• INSTRUCTIONS FOR THE TASK
For this exercise, copy the data exactly and omit any images.

Rendered page images:
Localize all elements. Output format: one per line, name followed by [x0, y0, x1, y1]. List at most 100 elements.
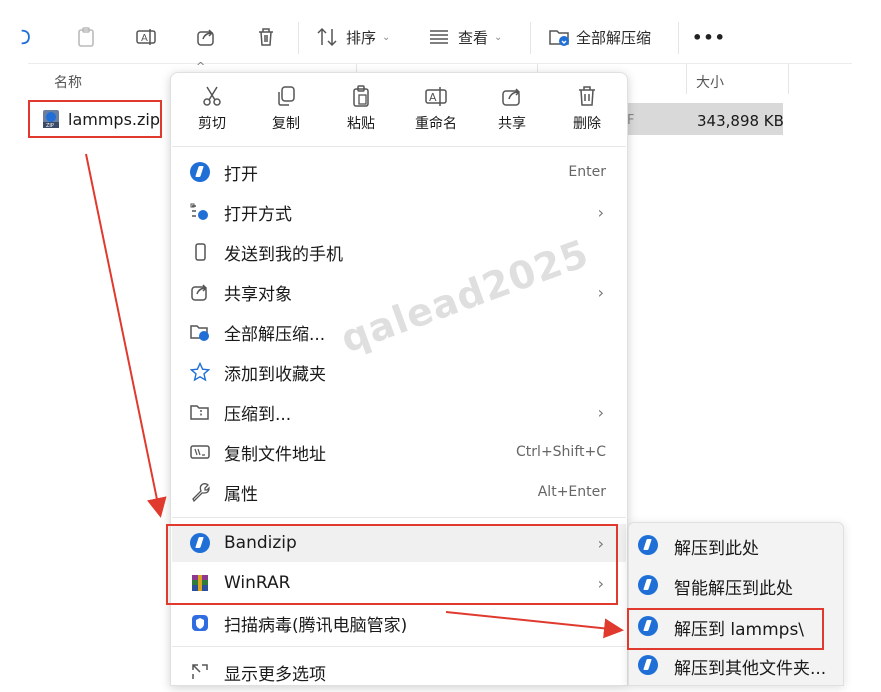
- toolbar: A 排序 ⌄ 查看 ⌄ 全部解压缩 •••: [0, 0, 881, 62]
- column-divider[interactable]: [686, 64, 687, 94]
- menu-item-label: 添加到收藏夹: [224, 364, 326, 385]
- menu-divider: [172, 517, 626, 518]
- rename-label: 重命名: [415, 116, 457, 132]
- bandizip-icon: [638, 575, 660, 597]
- bandizip-icon: [638, 655, 660, 677]
- rename-icon: A: [425, 87, 447, 106]
- column-header-size[interactable]: 大小: [696, 72, 724, 92]
- copy-icon: [278, 86, 295, 106]
- phone-icon: [190, 242, 210, 262]
- more-button[interactable]: •••: [692, 20, 726, 54]
- menu-item-label: 压缩到...: [224, 404, 292, 425]
- menu-item-shortcut: Ctrl+Shift+C: [516, 444, 606, 460]
- menu-item-shortcut: Alt+Enter: [537, 484, 606, 500]
- menu-item-more-options[interactable]: 显示更多选项: [172, 652, 626, 692]
- column-header-name[interactable]: 名称: [54, 72, 82, 92]
- submenu-item-label: 解压到其他文件夹...: [674, 658, 826, 679]
- submenu-item-smart-extract[interactable]: 智能解压到此处: [630, 566, 842, 606]
- chevron-right-icon: ›: [597, 402, 604, 422]
- new-icon[interactable]: [18, 20, 38, 54]
- column-divider[interactable]: [788, 64, 789, 94]
- menu-item-open[interactable]: 打开 Enter: [172, 152, 626, 192]
- menu-item-label: 全部解压缩...: [224, 324, 326, 345]
- share-button[interactable]: 共享: [478, 84, 546, 133]
- copy-button[interactable]: 复制: [252, 84, 320, 133]
- menu-item-label: 复制文件地址: [224, 444, 326, 465]
- extract-folder-icon: [190, 322, 210, 342]
- menu-item-label: 打开: [224, 164, 258, 185]
- bandizip-icon: [638, 535, 660, 557]
- paste-button[interactable]: 粘贴: [327, 84, 395, 133]
- cut-button[interactable]: 剪切: [178, 84, 246, 133]
- zip-file-icon: ZIP: [43, 110, 59, 129]
- view-label: 查看: [458, 28, 489, 47]
- chevron-down-icon: ⌄: [382, 31, 391, 43]
- menu-item-compress-to[interactable]: 压缩到... ›: [172, 392, 626, 432]
- svg-text:ZIP: ZIP: [46, 123, 54, 129]
- paste-label: 粘贴: [347, 116, 375, 132]
- sort-button[interactable]: 排序 ⌄: [316, 20, 390, 54]
- menu-item-label: 显示更多选项: [224, 664, 326, 685]
- more-options-icon: [190, 662, 210, 682]
- rename-button[interactable]: A 重命名: [402, 84, 470, 133]
- arrow-file-to-bandizip: [85, 153, 167, 518]
- share-toolbar-icon[interactable]: [192, 20, 220, 54]
- copy-path-icon: [190, 442, 210, 462]
- extract-folder-icon: [549, 30, 569, 46]
- menu-item-virus-scan[interactable]: 扫描病毒(腾讯电脑管家): [172, 603, 626, 643]
- chevron-right-icon: ›: [597, 282, 604, 302]
- chevron-right-icon: ›: [597, 202, 604, 222]
- shield-icon: [190, 613, 210, 633]
- menu-item-open-with[interactable]: 打开方式 ›: [172, 192, 626, 232]
- extract-all-label: 全部解压缩: [576, 28, 652, 47]
- menu-item-label: 属性: [224, 484, 258, 505]
- share-label: 共享: [498, 116, 526, 132]
- copy-label: 复制: [272, 116, 300, 132]
- rename-toolbar-icon[interactable]: A: [132, 20, 160, 54]
- paste-toolbar-icon[interactable]: [72, 20, 100, 54]
- file-item-lammps[interactable]: ZIP lammps.zip: [28, 100, 162, 138]
- submenu-item-extract-other[interactable]: 解压到其他文件夹...: [630, 646, 842, 686]
- open-with-icon: [190, 202, 210, 222]
- bandizip-icon: [190, 162, 210, 182]
- menu-divider: [172, 646, 626, 647]
- menu-item-copy-path[interactable]: 复制文件地址 Ctrl+Shift+C: [172, 432, 626, 472]
- scissors-icon: [203, 86, 221, 106]
- highlight-box-archivers: [166, 524, 618, 605]
- submenu-item-extract-here[interactable]: 解压到此处: [630, 526, 842, 566]
- compress-icon: [190, 402, 210, 422]
- cut-label: 剪切: [198, 116, 226, 132]
- menu-item-add-favorites[interactable]: 添加到收藏夹: [172, 352, 626, 392]
- extract-all-button[interactable]: 全部解压缩: [548, 20, 651, 54]
- svg-text:A: A: [141, 33, 148, 44]
- view-button[interactable]: 查看 ⌄: [428, 20, 502, 54]
- submenu-item-label: 智能解压到此处: [674, 578, 793, 599]
- paste-icon: [353, 85, 369, 107]
- more-icon: •••: [692, 27, 726, 47]
- menu-item-label: 发送到我的手机: [224, 244, 343, 265]
- chevron-down-icon: ⌄: [494, 31, 503, 43]
- trash-icon: [579, 86, 595, 106]
- view-icon: [430, 30, 448, 44]
- file-size: 343,898 KB: [697, 112, 784, 130]
- menu-item-label: 扫描病毒(腾讯电脑管家): [224, 615, 408, 636]
- share-icon: [502, 88, 521, 106]
- submenu-item-label: 解压到此处: [674, 538, 759, 559]
- file-name: lammps.zip: [68, 109, 160, 129]
- svg-text:A: A: [429, 91, 437, 104]
- delete-toolbar-icon[interactable]: [252, 20, 280, 54]
- highlight-box-extract-target: [627, 608, 824, 650]
- star-icon: [190, 362, 210, 382]
- menu-item-properties[interactable]: 属性 Alt+Enter: [172, 472, 626, 512]
- sort-icon: [317, 27, 337, 47]
- menu-item-label: 打开方式: [224, 204, 292, 225]
- row-type-fragment: F: [627, 113, 635, 128]
- share-icon: [190, 282, 210, 302]
- delete-label: 删除: [573, 116, 601, 132]
- wrench-icon: [190, 482, 210, 502]
- menu-item-label: 共享对象: [224, 284, 292, 305]
- delete-button[interactable]: 删除: [553, 84, 621, 133]
- header-divider: [28, 63, 852, 64]
- sort-label: 排序: [346, 28, 377, 47]
- menu-divider: [172, 146, 626, 147]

• ANSWER TO THIS PROBLEM
Localize all elements. Output format: one per line, name followed by [x0, y0, x1, y1]. List at most 100 elements.
- toolbar: A 排序 ⌄ 查看 ⌄ 全部解压缩 •••: [0, 0, 881, 62]
- column-divider[interactable]: [686, 64, 687, 94]
- menu-item-label: 添加到收藏夹: [224, 364, 326, 385]
- menu-divider: [172, 517, 626, 518]
- rename-label: 重命名: [415, 116, 457, 132]
- bandizip-icon: [638, 575, 660, 597]
- bandizip-icon: [638, 655, 660, 677]
- rename-icon: A: [425, 87, 447, 106]
- column-header-size[interactable]: 大小: [696, 72, 724, 92]
- copy-icon: [278, 86, 295, 106]
- phone-icon: [190, 242, 210, 262]
- more-button[interactable]: •••: [692, 20, 726, 54]
- menu-item-label: 压缩到...: [224, 404, 292, 425]
- menu-item-shortcut: Ctrl+Shift+C: [516, 444, 606, 460]
- menu-item-shortcut: Alt+Enter: [537, 484, 606, 500]
- menu-item-more-options[interactable]: 显示更多选项: [172, 652, 626, 692]
- column-header-name[interactable]: 名称: [54, 72, 82, 92]
- submenu-item-label: 解压到其他文件夹...: [674, 658, 826, 679]
- submenu-item-smart-extract[interactable]: 智能解压到此处: [630, 566, 842, 606]
- chevron-right-icon: ›: [597, 402, 604, 422]
- new-icon[interactable]: [18, 20, 38, 54]
- column-divider[interactable]: [788, 64, 789, 94]
- menu-item-open[interactable]: 打开 Enter: [172, 152, 626, 192]
- menu-item-label: 全部解压缩...: [224, 324, 326, 345]
- share-button[interactable]: 共享: [478, 84, 546, 133]
- copy-button[interactable]: 复制: [252, 84, 320, 133]
- menu-item-label: 复制文件地址: [224, 444, 326, 465]
- extract-folder-icon: [190, 322, 210, 342]
- menu-item-label: 打开: [224, 164, 258, 185]
- bandizip-icon: [638, 535, 660, 557]
- paste-button[interactable]: 粘贴: [327, 84, 395, 133]
- cut-button[interactable]: 剪切: [178, 84, 246, 133]
- zip-file-icon: ZIP: [43, 110, 59, 129]
- view-label: 查看: [458, 28, 489, 47]
- chevron-down-icon: ⌄: [382, 31, 391, 43]
- menu-item-compress-to[interactable]: 压缩到... ›: [172, 392, 626, 432]
- svg-text:ZIP: ZIP: [46, 123, 54, 129]
- paste-label: 粘贴: [347, 116, 375, 132]
- sort-button[interactable]: 排序 ⌄: [316, 20, 390, 54]
- menu-item-label: 显示更多选项: [224, 664, 326, 685]
- more-options-icon: [190, 662, 210, 682]
- rename-button[interactable]: A 重命名: [402, 84, 470, 133]
- arrow-file-to-bandizip: [85, 153, 167, 518]
- share-toolbar-icon[interactable]: [192, 20, 220, 54]
- copy-path-icon: [190, 442, 210, 462]
- extract-folder-icon: [549, 30, 569, 46]
- menu-item-virus-scan[interactable]: 扫描病毒(腾讯电脑管家): [172, 603, 626, 643]
- chevron-right-icon: ›: [597, 282, 604, 302]
- chevron-right-icon: ›: [597, 202, 604, 222]
- shield-icon: [190, 613, 210, 633]
- menu-item-open-with[interactable]: 打开方式 ›: [172, 192, 626, 232]
- extract-all-label: 全部解压缩: [576, 28, 652, 47]
- menu-item-label: 属性: [224, 484, 258, 505]
- share-label: 共享: [498, 116, 526, 132]
- copy-label: 复制: [272, 116, 300, 132]
- rename-toolbar-icon[interactable]: A: [132, 20, 160, 54]
- paste-toolbar-icon[interactable]: [72, 20, 100, 54]
- file-item-lammps[interactable]: ZIP lammps.zip: [28, 100, 162, 138]
- submenu-item-extract-other[interactable]: 解压到其他文件夹...: [630, 646, 842, 686]
- open-with-icon: [190, 202, 210, 222]
- bandizip-icon: [190, 162, 210, 182]
- menu-divider: [172, 646, 626, 647]
- menu-item-copy-path[interactable]: 复制文件地址 Ctrl+Shift+C: [172, 432, 626, 472]
- scissors-icon: [203, 86, 221, 106]
- highlight-box-archivers: [166, 524, 618, 605]
- submenu-item-extract-here[interactable]: 解压到此处: [630, 526, 842, 566]
- compress-icon: [190, 402, 210, 422]
- cut-label: 剪切: [198, 116, 226, 132]
- menu-item-add-favorites[interactable]: 添加到收藏夹: [172, 352, 626, 392]
- extract-all-button[interactable]: 全部解压缩: [548, 20, 651, 54]
- svg-text:A: A: [141, 33, 148, 44]
- view-button[interactable]: 查看 ⌄: [428, 20, 502, 54]
- submenu-item-label: 智能解压到此处: [674, 578, 793, 599]
- paste-icon: [353, 85, 369, 107]
- more-icon: •••: [692, 27, 726, 47]
- menu-item-label: 发送到我的手机: [224, 244, 343, 265]
- chevron-down-icon: ⌄: [494, 31, 503, 43]
- trash-icon: [579, 86, 595, 106]
- view-icon: [430, 30, 448, 44]
- file-size: 343,898 KB: [697, 112, 784, 130]
- menu-item-label: 扫描病毒(腾讯电脑管家): [224, 615, 408, 636]
- share-icon: [502, 88, 521, 106]
- submenu-item-label: 解压到此处: [674, 538, 759, 559]
- file-name: lammps.zip: [68, 109, 160, 129]
- svg-text:A: A: [429, 91, 437, 104]
- delete-toolbar-icon[interactable]: [252, 20, 280, 54]
- highlight-box-extract-target: [627, 608, 824, 650]
- star-icon: [190, 362, 210, 382]
- menu-item-properties[interactable]: 属性 Alt+Enter: [172, 472, 626, 512]
- sort-icon: [317, 27, 337, 47]
- menu-item-label: 打开方式: [224, 204, 292, 225]
- row-type-fragment: F: [627, 113, 635, 128]
- share-icon: [190, 282, 210, 302]
- delete-label: 删除: [573, 116, 601, 132]
- wrench-icon: [190, 482, 210, 502]
- menu-item-label: 共享对象: [224, 284, 292, 305]
- delete-button[interactable]: 删除: [553, 84, 621, 133]
- header-divider: [28, 63, 852, 64]
- sort-label: 排序: [346, 28, 377, 47]
- menu-divider: [172, 146, 626, 147]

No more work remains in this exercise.